━━ Material for this exercise

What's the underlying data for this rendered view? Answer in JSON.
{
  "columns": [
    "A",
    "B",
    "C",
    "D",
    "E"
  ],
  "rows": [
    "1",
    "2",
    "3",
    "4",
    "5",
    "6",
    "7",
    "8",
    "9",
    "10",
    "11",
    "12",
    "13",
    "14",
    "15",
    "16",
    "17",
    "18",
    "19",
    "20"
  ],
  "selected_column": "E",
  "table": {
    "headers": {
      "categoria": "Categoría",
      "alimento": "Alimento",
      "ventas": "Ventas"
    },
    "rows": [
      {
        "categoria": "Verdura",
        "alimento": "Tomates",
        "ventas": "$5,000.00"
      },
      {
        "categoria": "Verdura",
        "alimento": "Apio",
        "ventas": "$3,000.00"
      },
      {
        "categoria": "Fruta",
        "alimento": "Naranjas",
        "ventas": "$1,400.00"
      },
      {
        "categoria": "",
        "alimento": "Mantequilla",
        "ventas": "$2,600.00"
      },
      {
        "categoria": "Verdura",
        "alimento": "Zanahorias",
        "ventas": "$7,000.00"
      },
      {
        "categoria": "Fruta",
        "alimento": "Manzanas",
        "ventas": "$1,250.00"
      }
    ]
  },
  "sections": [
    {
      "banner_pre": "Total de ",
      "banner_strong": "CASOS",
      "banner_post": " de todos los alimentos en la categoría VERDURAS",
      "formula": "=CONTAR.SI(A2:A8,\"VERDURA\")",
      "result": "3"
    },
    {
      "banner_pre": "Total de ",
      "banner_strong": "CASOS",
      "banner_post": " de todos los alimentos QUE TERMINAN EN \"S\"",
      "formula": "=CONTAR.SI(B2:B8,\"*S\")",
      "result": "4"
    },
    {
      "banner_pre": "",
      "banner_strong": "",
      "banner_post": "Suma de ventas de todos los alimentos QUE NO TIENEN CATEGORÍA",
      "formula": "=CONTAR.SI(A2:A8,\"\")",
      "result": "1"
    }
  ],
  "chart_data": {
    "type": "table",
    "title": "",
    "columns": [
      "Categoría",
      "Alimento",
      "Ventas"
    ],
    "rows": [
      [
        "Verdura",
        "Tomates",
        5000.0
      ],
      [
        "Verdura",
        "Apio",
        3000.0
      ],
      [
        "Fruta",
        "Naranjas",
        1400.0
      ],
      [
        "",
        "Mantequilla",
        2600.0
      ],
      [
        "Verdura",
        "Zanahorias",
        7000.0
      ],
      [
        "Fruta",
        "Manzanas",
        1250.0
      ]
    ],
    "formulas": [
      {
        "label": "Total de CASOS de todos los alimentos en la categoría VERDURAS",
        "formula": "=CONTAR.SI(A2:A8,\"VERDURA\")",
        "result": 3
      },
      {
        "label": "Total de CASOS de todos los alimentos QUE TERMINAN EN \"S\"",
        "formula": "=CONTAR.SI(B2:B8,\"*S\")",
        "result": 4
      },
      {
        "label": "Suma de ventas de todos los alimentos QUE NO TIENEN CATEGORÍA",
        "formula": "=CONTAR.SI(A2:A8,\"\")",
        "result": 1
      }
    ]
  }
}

━━━━

• [Given instruction]: Repeat each record exactly. Omit nothing.

• [Completed task]:
What's the underlying data for this rendered view? Answer in JSON.
{
  "columns": [
    "A",
    "B",
    "C",
    "D",
    "E"
  ],
  "rows": [
    "1",
    "2",
    "3",
    "4",
    "5",
    "6",
    "7",
    "8",
    "9",
    "10",
    "11",
    "12",
    "13",
    "14",
    "15",
    "16",
    "17",
    "18",
    "19",
    "20"
  ],
  "selected_column": "E",
  "table": {
    "headers": {
      "categoria": "Categoría",
      "alimento": "Alimento",
      "ventas": "Ventas"
    },
    "rows": [
      {
        "categoria": "Verdura",
        "alimento": "Tomates",
        "ventas": "$5,000.00"
      },
      {
        "categoria": "Verdura",
        "alimento": "Apio",
        "ventas": "$3,000.00"
      },
      {
        "categoria": "Fruta",
        "alimento": "Naranjas",
        "ventas": "$1,400.00"
      },
      {
        "categoria": "",
        "alimento": "Mantequilla",
        "ventas": "$2,600.00"
      },
      {
        "categoria": "Verdura",
        "alimento": "Zanahorias",
        "ventas": "$7,000.00"
      },
      {
        "categoria": "Fruta",
        "alimento": "Manzanas",
        "ventas": "$1,250.00"
      }
    ]
  },
  "sections": [
    {
      "banner_pre": "Total de ",
      "banner_strong": "CASOS",
      "banner_post": " de todos los alimentos en la categoría VERDURAS",
      "formula": "=CONTAR.SI(A2:A8,\"VERDURA\")",
      "result": "3"
    },
    {
      "banner_pre": "Total de ",
      "banner_strong": "CASOS",
      "banner_post": " de todos los alimentos QUE TERMINAN EN \"S\"",
      "formula": "=CONTAR.SI(B2:B8,\"*S\")",
      "result": "4"
    },
    {
      "banner_pre": "",
      "banner_strong": "",
      "banner_post": "Suma de ventas de todos los alimentos QUE NO TIENEN CATEGORÍA",
      "formula": "=CONTAR.SI(A2:A8,\"\")",
      "result": "1"
    }
  ],
  "chart_data": {
    "type": "table",
    "title": "",
    "columns": [
      "Categoría",
      "Alimento",
      "Ventas"
    ],
    "rows": [
      [
        "Verdura",
        "Tomates",
        5000.0
      ],
      [
        "Verdura",
        "Apio",
        3000.0
      ],
      [
        "Fruta",
        "Naranjas",
        1400.0
      ],
      [
        "",
        "Mantequilla",
        2600.0
      ],
      [
        "Verdura",
        "Zanahorias",
        7000.0
      ],
      [
        "Fruta",
        "Manzanas",
        1250.0
      ]
    ],
    "formulas": [
      {
        "label": "Total de CASOS de todos los alimentos en la categoría VERDURAS",
        "formula": "=CONTAR.SI(A2:A8,\"VERDURA\")",
        "result": 3
      },
      {
        "label": "Total de CASOS de todos los alimentos QUE TERMINAN EN \"S\"",
        "formula": "=CONTAR.SI(B2:B8,\"*S\")",
        "result": 4
      },
      {
        "label": "Suma de ventas de todos los alimentos QUE NO TIENEN CATEGORÍA",
        "formula": "=CONTAR.SI(A2:A8,\"\")",
        "result": 1
      }
    ]
  }
}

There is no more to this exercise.